Restate the listing below word for word, omitting any images.
::: INPUT MATERIAL :::
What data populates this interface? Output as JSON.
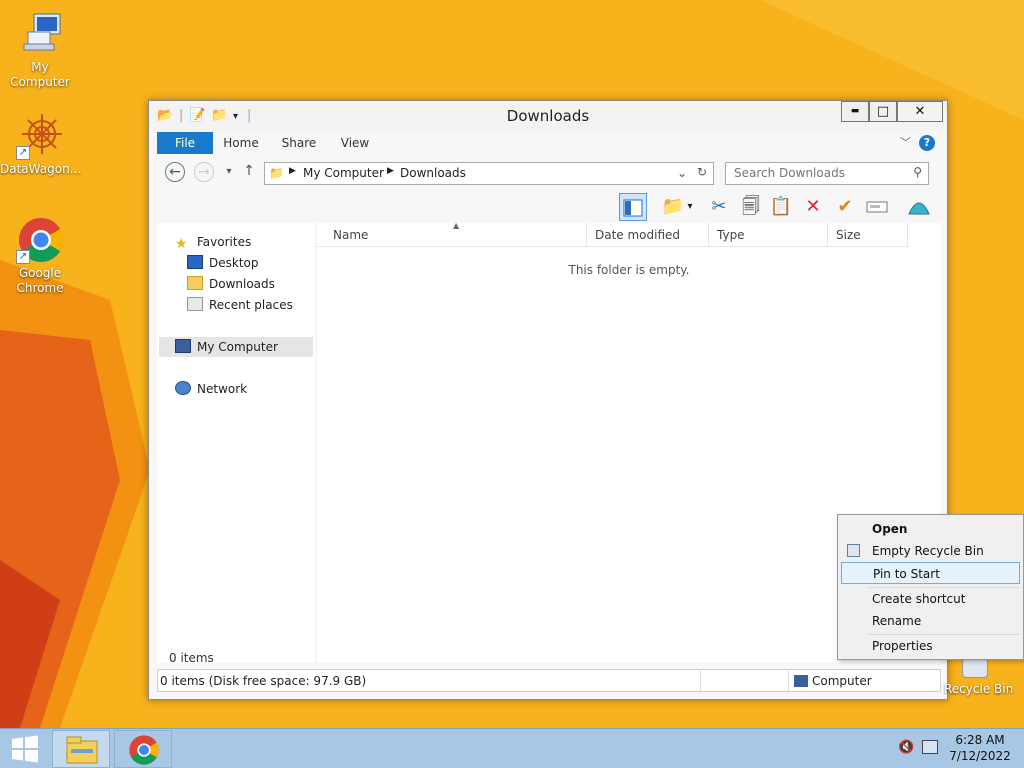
{
  "desktop": {
    "icons": [
      {
        "label": "My Computer",
        "icon": "computer-icon"
      },
      {
        "label": "DataWagon...",
        "icon": "datawagon-icon"
      },
      {
        "label": "Google Chrome",
        "icon": "chrome-icon"
      }
    ],
    "recycle_bin_label": "Recycle Bin"
  },
  "window": {
    "title": "Downloads",
    "controls": {
      "minimize": "▬",
      "maximize": "□",
      "close": "✕"
    },
    "ribbon_tabs": [
      "File",
      "Home",
      "Share",
      "View"
    ],
    "help": "?",
    "address": {
      "root": "My Computer",
      "current": "Downloads"
    },
    "search_placeholder": "Search Downloads",
    "columns": [
      "Name",
      "Date modified",
      "Type",
      "Size"
    ],
    "empty_message": "This folder is empty.",
    "nav": {
      "favorites": "Favorites",
      "favorites_items": [
        "Desktop",
        "Downloads",
        "Recent places"
      ],
      "my_computer": "My Computer",
      "network": "Network"
    },
    "items_count": "0 items",
    "status": {
      "left": "0 items (Disk free space: 97.9 GB)",
      "right": "Computer"
    }
  },
  "context_menu": {
    "items": [
      "Open",
      "Empty Recycle Bin",
      "Pin to Start",
      "Create shortcut",
      "Rename",
      "Properties"
    ],
    "highlighted": "Pin to Start"
  },
  "taskbar": {
    "time": "6:28 AM",
    "date": "7/12/2022"
  },
  "colors": {
    "accent": "#1979ca",
    "desktop": "#f7b21c",
    "taskbar": "#a8c7e4"
  }
}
:::
◆ TASK OUTPUT ◆
What data populates this interface? Output as JSON.
{
  "desktop": {
    "icons": [
      {
        "label": "My Computer",
        "icon": "computer-icon"
      },
      {
        "label": "DataWagon...",
        "icon": "datawagon-icon"
      },
      {
        "label": "Google Chrome",
        "icon": "chrome-icon"
      }
    ],
    "recycle_bin_label": "Recycle Bin"
  },
  "window": {
    "title": "Downloads",
    "controls": {
      "minimize": "▬",
      "maximize": "□",
      "close": "✕"
    },
    "ribbon_tabs": [
      "File",
      "Home",
      "Share",
      "View"
    ],
    "help": "?",
    "address": {
      "root": "My Computer",
      "current": "Downloads"
    },
    "search_placeholder": "Search Downloads",
    "columns": [
      "Name",
      "Date modified",
      "Type",
      "Size"
    ],
    "empty_message": "This folder is empty.",
    "nav": {
      "favorites": "Favorites",
      "favorites_items": [
        "Desktop",
        "Downloads",
        "Recent places"
      ],
      "my_computer": "My Computer",
      "network": "Network"
    },
    "items_count": "0 items",
    "status": {
      "left": "0 items (Disk free space: 97.9 GB)",
      "right": "Computer"
    }
  },
  "context_menu": {
    "items": [
      "Open",
      "Empty Recycle Bin",
      "Pin to Start",
      "Create shortcut",
      "Rename",
      "Properties"
    ],
    "highlighted": "Pin to Start"
  },
  "taskbar": {
    "time": "6:28 AM",
    "date": "7/12/2022"
  },
  "colors": {
    "accent": "#1979ca",
    "desktop": "#f7b21c",
    "taskbar": "#a8c7e4"
  }
}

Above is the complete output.